-- BEGIN --

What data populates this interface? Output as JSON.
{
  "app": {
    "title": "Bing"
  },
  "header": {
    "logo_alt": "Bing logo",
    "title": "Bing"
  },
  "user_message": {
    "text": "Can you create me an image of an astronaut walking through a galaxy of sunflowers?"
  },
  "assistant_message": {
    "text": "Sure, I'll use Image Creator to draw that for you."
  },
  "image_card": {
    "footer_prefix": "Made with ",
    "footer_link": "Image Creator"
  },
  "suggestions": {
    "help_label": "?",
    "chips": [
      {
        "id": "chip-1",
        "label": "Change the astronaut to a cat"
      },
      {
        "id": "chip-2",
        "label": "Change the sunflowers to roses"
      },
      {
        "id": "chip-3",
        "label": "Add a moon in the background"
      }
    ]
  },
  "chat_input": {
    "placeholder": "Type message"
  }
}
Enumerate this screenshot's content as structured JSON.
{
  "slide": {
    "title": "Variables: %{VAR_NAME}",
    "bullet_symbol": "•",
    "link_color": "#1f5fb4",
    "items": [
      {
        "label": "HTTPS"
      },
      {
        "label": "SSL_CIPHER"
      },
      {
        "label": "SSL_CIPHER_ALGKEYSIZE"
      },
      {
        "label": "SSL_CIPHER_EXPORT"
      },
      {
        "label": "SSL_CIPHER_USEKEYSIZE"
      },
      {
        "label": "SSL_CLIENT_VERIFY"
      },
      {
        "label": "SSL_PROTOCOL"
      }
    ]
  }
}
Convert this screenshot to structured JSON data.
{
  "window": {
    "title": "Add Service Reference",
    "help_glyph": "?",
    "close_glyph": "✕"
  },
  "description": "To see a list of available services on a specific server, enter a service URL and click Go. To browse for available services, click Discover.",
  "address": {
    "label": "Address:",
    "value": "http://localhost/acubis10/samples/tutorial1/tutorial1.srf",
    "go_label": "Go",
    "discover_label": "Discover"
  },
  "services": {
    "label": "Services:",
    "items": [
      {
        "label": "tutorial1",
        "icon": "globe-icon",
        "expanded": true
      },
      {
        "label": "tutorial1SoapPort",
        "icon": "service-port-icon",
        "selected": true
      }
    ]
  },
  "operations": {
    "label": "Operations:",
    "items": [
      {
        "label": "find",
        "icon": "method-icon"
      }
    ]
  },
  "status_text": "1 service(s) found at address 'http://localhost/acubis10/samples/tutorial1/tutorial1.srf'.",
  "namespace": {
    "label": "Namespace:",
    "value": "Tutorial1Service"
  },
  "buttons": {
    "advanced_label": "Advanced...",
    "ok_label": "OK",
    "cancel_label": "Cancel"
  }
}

-- END --

**TASK BRIEF**
Return each entry from above without altering a single character.

**SOLUTION TO THIS TASK**
What data populates this interface? Output as JSON.
{
  "app": {
    "title": "Bing"
  },
  "header": {
    "logo_alt": "Bing logo",
    "title": "Bing"
  },
  "user_message": {
    "text": "Can you create me an image of an astronaut walking through a galaxy of sunflowers?"
  },
  "assistant_message": {
    "text": "Sure, I'll use Image Creator to draw that for you."
  },
  "image_card": {
    "footer_prefix": "Made with ",
    "footer_link": "Image Creator"
  },
  "suggestions": {
    "help_label": "?",
    "chips": [
      {
        "id": "chip-1",
        "label": "Change the astronaut to a cat"
      },
      {
        "id": "chip-2",
        "label": "Change the sunflowers to roses"
      },
      {
        "id": "chip-3",
        "label": "Add a moon in the background"
      }
    ]
  },
  "chat_input": {
    "placeholder": "Type message"
  }
}
Enumerate this screenshot's content as structured JSON.
{
  "slide": {
    "title": "Variables: %{VAR_NAME}",
    "bullet_symbol": "•",
    "link_color": "#1f5fb4",
    "items": [
      {
        "label": "HTTPS"
      },
      {
        "label": "SSL_CIPHER"
      },
      {
        "label": "SSL_CIPHER_ALGKEYSIZE"
      },
      {
        "label": "SSL_CIPHER_EXPORT"
      },
      {
        "label": "SSL_CIPHER_USEKEYSIZE"
      },
      {
        "label": "SSL_CLIENT_VERIFY"
      },
      {
        "label": "SSL_PROTOCOL"
      }
    ]
  }
}
Convert this screenshot to structured JSON data.
{
  "window": {
    "title": "Add Service Reference",
    "help_glyph": "?",
    "close_glyph": "✕"
  },
  "description": "To see a list of available services on a specific server, enter a service URL and click Go. To browse for available services, click Discover.",
  "address": {
    "label": "Address:",
    "value": "http://localhost/acubis10/samples/tutorial1/tutorial1.srf",
    "go_label": "Go",
    "discover_label": "Discover"
  },
  "services": {
    "label": "Services:",
    "items": [
      {
        "label": "tutorial1",
        "icon": "globe-icon",
        "expanded": true
      },
      {
        "label": "tutorial1SoapPort",
        "icon": "service-port-icon",
        "selected": true
      }
    ]
  },
  "operations": {
    "label": "Operations:",
    "items": [
      {
        "label": "find",
        "icon": "method-icon"
      }
    ]
  },
  "status_text": "1 service(s) found at address 'http://localhost/acubis10/samples/tutorial1/tutorial1.srf'.",
  "namespace": {
    "label": "Namespace:",
    "value": "Tutorial1Service"
  },
  "buttons": {
    "advanced_label": "Advanced...",
    "ok_label": "OK",
    "cancel_label": "Cancel"
  }
}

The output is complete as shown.